Directions for this task: Copy out all of the material below, replacing every instance of "x-tick-label" with "horizontal-tick-label" and keeping everything else unchanged. Leave the pictures out of your answer.

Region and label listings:
Start

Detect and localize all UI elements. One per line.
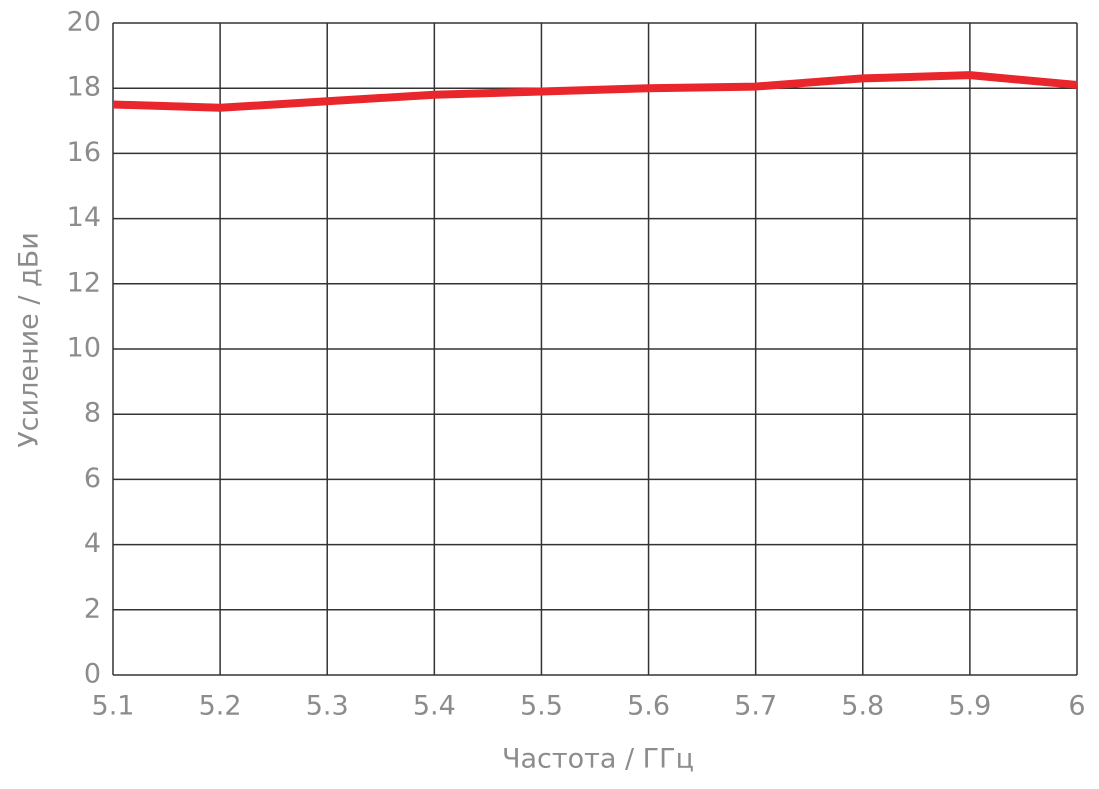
y-axis-title: Усиление / дБи <box>14 232 45 448</box>
x-tick-label: 5.9 <box>948 691 991 722</box>
y-tick-label: 20 <box>67 7 101 38</box>
x-tick-label: 5.3 <box>306 691 349 722</box>
x-tick-label: 5.5 <box>520 691 563 722</box>
y-tick-label: 8 <box>84 398 101 429</box>
x-tick-label: 5.4 <box>413 691 456 722</box>
x-tick-label: 5.1 <box>92 691 135 722</box>
y-tick-label: 18 <box>67 72 101 103</box>
y-tick-label: 16 <box>67 137 101 168</box>
x-tick-label: 5.2 <box>199 691 242 722</box>
x-tick-label: 5.8 <box>841 691 884 722</box>
y-tick-label: 2 <box>84 593 101 624</box>
x-tick-label: 5.7 <box>734 691 777 722</box>
y-tick-label: 12 <box>67 267 101 298</box>
x-tick-label: 5.6 <box>627 691 670 722</box>
x-axis-title: Частота / ГГц <box>502 744 694 775</box>
y-tick-label: 10 <box>67 333 101 364</box>
data-line <box>112 71 1078 112</box>
y-tick-label: 14 <box>67 202 101 233</box>
y-tick-label: 6 <box>84 463 101 494</box>
x-tick-label: 6 <box>1068 691 1085 722</box>
y-tick-label: 0 <box>84 659 101 690</box>
y-tick-label: 4 <box>84 528 101 559</box>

End

Exercise response:
Detect and localize all UI elements. One per line.
y-axis-title: Усиление / дБи <box>14 232 45 448</box>
horizontal-tick-label: 5.9 <box>948 691 991 722</box>
y-tick-label: 20 <box>67 7 101 38</box>
horizontal-tick-label: 5.3 <box>306 691 349 722</box>
horizontal-tick-label: 5.5 <box>520 691 563 722</box>
y-tick-label: 8 <box>84 398 101 429</box>
horizontal-tick-label: 5.4 <box>413 691 456 722</box>
horizontal-tick-label: 5.1 <box>92 691 135 722</box>
y-tick-label: 18 <box>67 72 101 103</box>
y-tick-label: 16 <box>67 137 101 168</box>
horizontal-tick-label: 5.2 <box>199 691 242 722</box>
horizontal-tick-label: 5.8 <box>841 691 884 722</box>
y-tick-label: 2 <box>84 593 101 624</box>
horizontal-tick-label: 5.7 <box>734 691 777 722</box>
y-tick-label: 12 <box>67 267 101 298</box>
horizontal-tick-label: 5.6 <box>627 691 670 722</box>
x-axis-title: Частота / ГГц <box>502 744 694 775</box>
y-tick-label: 10 <box>67 333 101 364</box>
data-line <box>112 71 1078 112</box>
y-tick-label: 14 <box>67 202 101 233</box>
y-tick-label: 6 <box>84 463 101 494</box>
horizontal-tick-label: 6 <box>1068 691 1085 722</box>
y-tick-label: 0 <box>84 659 101 690</box>
y-tick-label: 4 <box>84 528 101 559</box>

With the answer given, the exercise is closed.